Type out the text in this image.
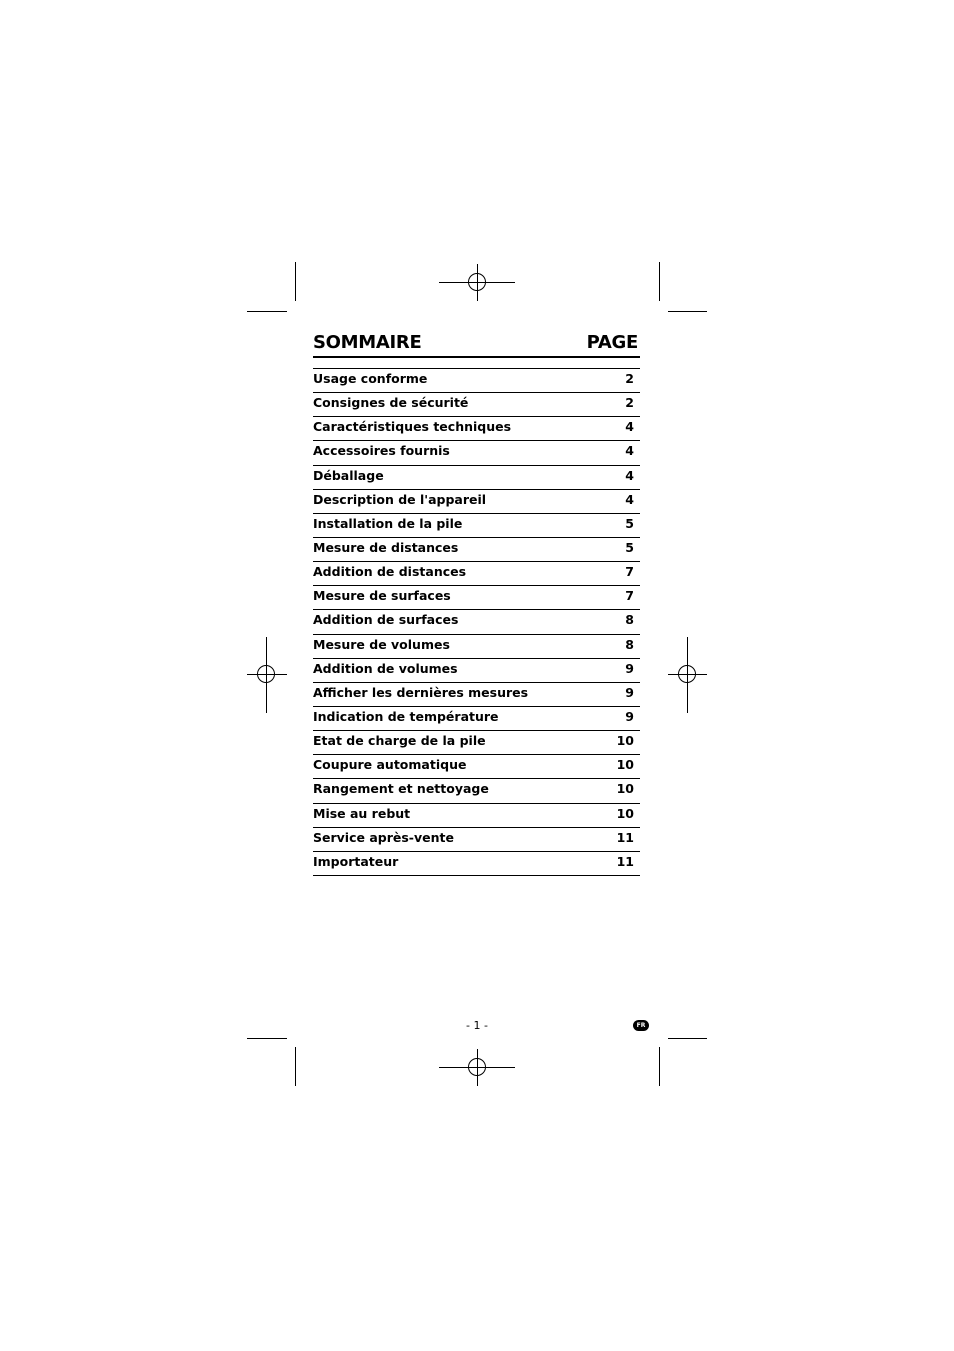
SOMMAIRE	PAGE
Usage conforme	2
Consignes de sécurité	2
Caractéristiques techniques	4
Accessoires fournis	4
Déballage	4
Description de l'appareil	4
Installation de la pile	5
Mesure de distances	5
Addition de distances	7
Mesure de surfaces	7
Addition de surfaces	8
Mesure de volumes	8
Addition de volumes	9
Afficher les dernières mesures	9
Indication de température	9
Etat de charge de la pile	10
Coupure automatique	10
Rangement et nettoyage	10
Mise au rebut	10
Service après-vente	11
Importateur	11
- 1 -	FR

> **Exercise**
Extract every line above containing the word "pile".

> **Answer for this exercise**
Installation de la pile	5
Etat de charge de la pile	10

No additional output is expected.